== Challenge ==
Collect every line below that contains the word "власти".

== Raw data ==
+ + + + +
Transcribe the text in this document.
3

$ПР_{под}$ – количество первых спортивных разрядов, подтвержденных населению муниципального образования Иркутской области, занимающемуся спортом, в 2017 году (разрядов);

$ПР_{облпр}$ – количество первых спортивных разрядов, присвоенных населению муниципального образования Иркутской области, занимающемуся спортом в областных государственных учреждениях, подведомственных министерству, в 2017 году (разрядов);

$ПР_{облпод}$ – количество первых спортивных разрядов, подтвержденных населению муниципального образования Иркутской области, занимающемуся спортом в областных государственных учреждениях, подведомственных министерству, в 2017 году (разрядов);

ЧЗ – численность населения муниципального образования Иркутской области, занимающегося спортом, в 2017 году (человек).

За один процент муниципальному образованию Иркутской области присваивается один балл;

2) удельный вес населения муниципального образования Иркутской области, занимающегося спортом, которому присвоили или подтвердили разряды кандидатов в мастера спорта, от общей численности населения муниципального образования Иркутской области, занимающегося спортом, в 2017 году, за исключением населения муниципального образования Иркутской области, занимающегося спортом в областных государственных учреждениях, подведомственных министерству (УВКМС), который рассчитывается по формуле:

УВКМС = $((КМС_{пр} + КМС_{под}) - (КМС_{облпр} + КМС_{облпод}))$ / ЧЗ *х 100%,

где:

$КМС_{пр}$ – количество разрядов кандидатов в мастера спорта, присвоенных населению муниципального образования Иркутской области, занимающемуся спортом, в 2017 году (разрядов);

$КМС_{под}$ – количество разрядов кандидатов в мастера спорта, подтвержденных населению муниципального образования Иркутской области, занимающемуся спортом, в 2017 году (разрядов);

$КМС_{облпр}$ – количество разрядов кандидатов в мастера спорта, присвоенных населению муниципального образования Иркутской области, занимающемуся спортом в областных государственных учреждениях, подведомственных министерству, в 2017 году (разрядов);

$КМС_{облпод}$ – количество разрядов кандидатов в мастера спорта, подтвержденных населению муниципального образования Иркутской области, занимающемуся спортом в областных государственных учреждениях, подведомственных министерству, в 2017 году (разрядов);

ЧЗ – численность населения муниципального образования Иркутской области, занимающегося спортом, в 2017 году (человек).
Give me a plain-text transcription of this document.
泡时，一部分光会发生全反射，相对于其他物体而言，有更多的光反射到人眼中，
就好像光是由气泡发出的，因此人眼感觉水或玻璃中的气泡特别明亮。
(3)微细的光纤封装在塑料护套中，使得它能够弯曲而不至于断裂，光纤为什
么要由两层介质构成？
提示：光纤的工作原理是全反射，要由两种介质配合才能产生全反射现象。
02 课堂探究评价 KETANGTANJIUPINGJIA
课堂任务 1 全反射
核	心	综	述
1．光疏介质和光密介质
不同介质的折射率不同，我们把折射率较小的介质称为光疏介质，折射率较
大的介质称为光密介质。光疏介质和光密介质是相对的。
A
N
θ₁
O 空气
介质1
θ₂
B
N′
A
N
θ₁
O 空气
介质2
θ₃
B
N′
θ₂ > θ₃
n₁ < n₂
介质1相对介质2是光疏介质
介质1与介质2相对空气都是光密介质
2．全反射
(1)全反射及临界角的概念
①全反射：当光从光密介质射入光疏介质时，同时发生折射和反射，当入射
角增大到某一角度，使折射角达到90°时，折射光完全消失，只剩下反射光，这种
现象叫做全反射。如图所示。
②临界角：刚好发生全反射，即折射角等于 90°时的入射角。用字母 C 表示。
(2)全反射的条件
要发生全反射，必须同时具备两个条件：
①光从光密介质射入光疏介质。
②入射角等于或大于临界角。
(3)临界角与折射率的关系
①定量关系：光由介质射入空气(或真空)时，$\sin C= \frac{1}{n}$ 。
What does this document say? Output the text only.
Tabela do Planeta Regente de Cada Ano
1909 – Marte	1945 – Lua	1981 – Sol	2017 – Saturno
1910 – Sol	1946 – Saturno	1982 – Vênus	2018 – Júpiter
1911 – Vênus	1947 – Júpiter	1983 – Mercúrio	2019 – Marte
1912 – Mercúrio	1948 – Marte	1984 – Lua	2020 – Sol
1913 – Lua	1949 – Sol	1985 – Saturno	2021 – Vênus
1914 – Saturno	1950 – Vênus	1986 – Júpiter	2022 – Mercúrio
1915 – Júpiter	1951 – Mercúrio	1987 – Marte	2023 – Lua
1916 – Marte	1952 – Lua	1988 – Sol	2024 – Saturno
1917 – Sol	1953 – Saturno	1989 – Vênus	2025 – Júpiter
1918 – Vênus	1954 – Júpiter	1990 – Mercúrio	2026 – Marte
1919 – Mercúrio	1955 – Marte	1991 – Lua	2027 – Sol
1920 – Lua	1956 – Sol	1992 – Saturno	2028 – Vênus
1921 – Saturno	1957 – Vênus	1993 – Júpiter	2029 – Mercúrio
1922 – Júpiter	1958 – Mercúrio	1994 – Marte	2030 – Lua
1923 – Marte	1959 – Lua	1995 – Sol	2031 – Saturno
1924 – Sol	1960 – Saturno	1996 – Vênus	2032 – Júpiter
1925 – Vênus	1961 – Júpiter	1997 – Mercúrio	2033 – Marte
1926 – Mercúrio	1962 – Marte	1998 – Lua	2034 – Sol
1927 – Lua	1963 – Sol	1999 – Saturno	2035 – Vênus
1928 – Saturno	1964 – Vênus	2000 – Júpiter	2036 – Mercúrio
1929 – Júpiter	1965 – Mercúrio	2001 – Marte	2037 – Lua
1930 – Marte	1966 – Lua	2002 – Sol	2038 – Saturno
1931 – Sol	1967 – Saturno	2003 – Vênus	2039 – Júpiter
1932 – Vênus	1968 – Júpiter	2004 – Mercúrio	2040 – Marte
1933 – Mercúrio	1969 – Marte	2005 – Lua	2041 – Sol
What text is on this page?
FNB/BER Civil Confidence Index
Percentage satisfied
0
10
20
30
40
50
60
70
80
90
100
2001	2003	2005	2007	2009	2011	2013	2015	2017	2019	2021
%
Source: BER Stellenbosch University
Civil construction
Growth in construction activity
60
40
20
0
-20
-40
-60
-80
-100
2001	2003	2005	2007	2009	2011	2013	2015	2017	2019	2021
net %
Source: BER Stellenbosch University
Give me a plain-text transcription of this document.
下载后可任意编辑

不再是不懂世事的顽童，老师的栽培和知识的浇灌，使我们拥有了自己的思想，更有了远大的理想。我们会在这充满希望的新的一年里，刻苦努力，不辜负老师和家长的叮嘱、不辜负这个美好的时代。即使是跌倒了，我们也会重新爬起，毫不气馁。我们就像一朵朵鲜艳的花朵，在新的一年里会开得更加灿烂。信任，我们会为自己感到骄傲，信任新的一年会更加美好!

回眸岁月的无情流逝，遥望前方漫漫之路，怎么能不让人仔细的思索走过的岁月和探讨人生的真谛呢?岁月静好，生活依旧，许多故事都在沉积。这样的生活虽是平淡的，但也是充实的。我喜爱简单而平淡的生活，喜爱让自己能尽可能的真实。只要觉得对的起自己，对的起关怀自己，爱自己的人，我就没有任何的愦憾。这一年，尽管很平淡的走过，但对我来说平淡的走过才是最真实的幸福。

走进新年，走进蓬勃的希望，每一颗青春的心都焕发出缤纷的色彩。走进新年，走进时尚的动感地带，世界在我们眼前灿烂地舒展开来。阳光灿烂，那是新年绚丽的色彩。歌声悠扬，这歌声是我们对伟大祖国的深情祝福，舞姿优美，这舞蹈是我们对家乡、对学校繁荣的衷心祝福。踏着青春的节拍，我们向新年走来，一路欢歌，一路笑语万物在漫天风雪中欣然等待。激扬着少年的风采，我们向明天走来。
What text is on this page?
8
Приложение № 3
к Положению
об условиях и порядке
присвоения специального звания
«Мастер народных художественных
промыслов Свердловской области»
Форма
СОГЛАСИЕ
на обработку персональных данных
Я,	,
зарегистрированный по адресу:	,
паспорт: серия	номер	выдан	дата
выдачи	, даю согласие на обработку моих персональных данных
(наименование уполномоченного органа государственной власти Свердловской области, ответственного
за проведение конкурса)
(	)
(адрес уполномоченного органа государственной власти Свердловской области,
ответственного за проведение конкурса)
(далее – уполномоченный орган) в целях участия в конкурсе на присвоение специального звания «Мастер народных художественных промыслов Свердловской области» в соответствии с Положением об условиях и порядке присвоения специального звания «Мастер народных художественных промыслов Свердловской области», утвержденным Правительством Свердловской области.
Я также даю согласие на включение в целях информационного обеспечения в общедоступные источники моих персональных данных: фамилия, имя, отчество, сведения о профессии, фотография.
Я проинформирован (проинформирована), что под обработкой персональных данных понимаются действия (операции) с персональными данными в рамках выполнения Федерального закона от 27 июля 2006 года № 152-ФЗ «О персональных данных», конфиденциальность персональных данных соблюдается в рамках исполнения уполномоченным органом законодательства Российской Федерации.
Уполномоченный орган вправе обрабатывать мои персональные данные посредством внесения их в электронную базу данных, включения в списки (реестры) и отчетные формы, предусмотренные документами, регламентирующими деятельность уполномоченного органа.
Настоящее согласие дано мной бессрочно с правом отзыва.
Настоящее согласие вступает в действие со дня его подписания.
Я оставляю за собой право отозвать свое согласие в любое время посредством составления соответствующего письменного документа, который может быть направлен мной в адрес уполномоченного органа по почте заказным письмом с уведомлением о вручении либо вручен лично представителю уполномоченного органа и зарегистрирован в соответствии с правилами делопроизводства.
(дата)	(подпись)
+ + + + +
== Output ==
(наименование уполномоченного органа государственной власти Свердловской области, ответственного
(адрес уполномоченного органа государственной власти Свердловской области,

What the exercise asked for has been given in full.